(begin)
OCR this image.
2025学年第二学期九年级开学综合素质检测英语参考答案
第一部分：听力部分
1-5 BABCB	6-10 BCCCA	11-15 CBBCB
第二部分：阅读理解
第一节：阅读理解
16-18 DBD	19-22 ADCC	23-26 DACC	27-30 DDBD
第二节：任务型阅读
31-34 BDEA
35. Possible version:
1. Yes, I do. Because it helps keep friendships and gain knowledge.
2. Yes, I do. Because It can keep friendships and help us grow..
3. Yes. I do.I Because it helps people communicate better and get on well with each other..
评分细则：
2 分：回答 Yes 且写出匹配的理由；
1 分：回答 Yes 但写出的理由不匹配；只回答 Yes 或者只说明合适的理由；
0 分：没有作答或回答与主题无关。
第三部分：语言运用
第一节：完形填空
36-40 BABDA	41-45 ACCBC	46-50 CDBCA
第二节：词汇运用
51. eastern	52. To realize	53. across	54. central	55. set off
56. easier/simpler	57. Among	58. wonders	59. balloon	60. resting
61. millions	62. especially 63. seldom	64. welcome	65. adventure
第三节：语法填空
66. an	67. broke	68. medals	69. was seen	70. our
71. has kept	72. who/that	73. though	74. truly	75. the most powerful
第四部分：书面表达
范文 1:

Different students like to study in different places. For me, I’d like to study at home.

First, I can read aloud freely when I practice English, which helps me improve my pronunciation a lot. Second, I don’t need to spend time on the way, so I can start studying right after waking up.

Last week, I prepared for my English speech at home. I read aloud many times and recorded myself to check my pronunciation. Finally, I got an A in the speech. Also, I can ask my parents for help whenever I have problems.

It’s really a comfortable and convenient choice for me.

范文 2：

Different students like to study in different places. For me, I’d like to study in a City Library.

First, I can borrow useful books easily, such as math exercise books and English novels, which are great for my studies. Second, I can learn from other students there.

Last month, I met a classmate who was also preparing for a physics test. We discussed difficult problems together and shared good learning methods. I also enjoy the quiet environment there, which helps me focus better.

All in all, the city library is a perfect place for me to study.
(end)
*Prompt:* Write out every line exactly as it stands.

*Answer below:*
OCR this image.
2025学年第二学期九年级开学综合素质检测英语参考答案
第一部分：听力部分
1-5 BABCB	6-10 BCCCA	11-15 CBBCB
第二部分：阅读理解
第一节：阅读理解
16-18 DBD	19-22 ADCC	23-26 DACC	27-30 DDBD
第二节：任务型阅读
31-34 BDEA
35. Possible version:
1. Yes, I do. Because it helps keep friendships and gain knowledge.
2. Yes, I do. Because It can keep friendships and help us grow..
3. Yes. I do.I Because it helps people communicate better and get on well with each other..
评分细则：
2 分：回答 Yes 且写出匹配的理由；
1 分：回答 Yes 但写出的理由不匹配；只回答 Yes 或者只说明合适的理由；
0 分：没有作答或回答与主题无关。
第三部分：语言运用
第一节：完形填空
36-40 BABDA	41-45 ACCBC	46-50 CDBCA
第二节：词汇运用
51. eastern	52. To realize	53. across	54. central	55. set off
56. easier/simpler	57. Among	58. wonders	59. balloon	60. resting
61. millions	62. especially 63. seldom	64. welcome	65. adventure
第三节：语法填空
66. an	67. broke	68. medals	69. was seen	70. our
71. has kept	72. who/that	73. though	74. truly	75. the most powerful
第四部分：书面表达
范文 1:

Different students like to study in different places. For me, I’d like to study at home.

First, I can read aloud freely when I practice English, which helps me improve my pronunciation a lot. Second, I don’t need to spend time on the way, so I can start studying right after waking up.

Last week, I prepared for my English speech at home. I read aloud many times and recorded myself to check my pronunciation. Finally, I got an A in the speech. Also, I can ask my parents for help whenever I have problems.

It’s really a comfortable and convenient choice for me.

范文 2：

Different students like to study in different places. For me, I’d like to study in a City Library.

First, I can borrow useful books easily, such as math exercise books and English novels, which are great for my studies. Second, I can learn from other students there.

Last month, I met a classmate who was also preparing for a physics test. We discussed difficult problems together and shared good learning methods. I also enjoy the quiet environment there, which helps me focus better.

All in all, the city library is a perfect place for me to study.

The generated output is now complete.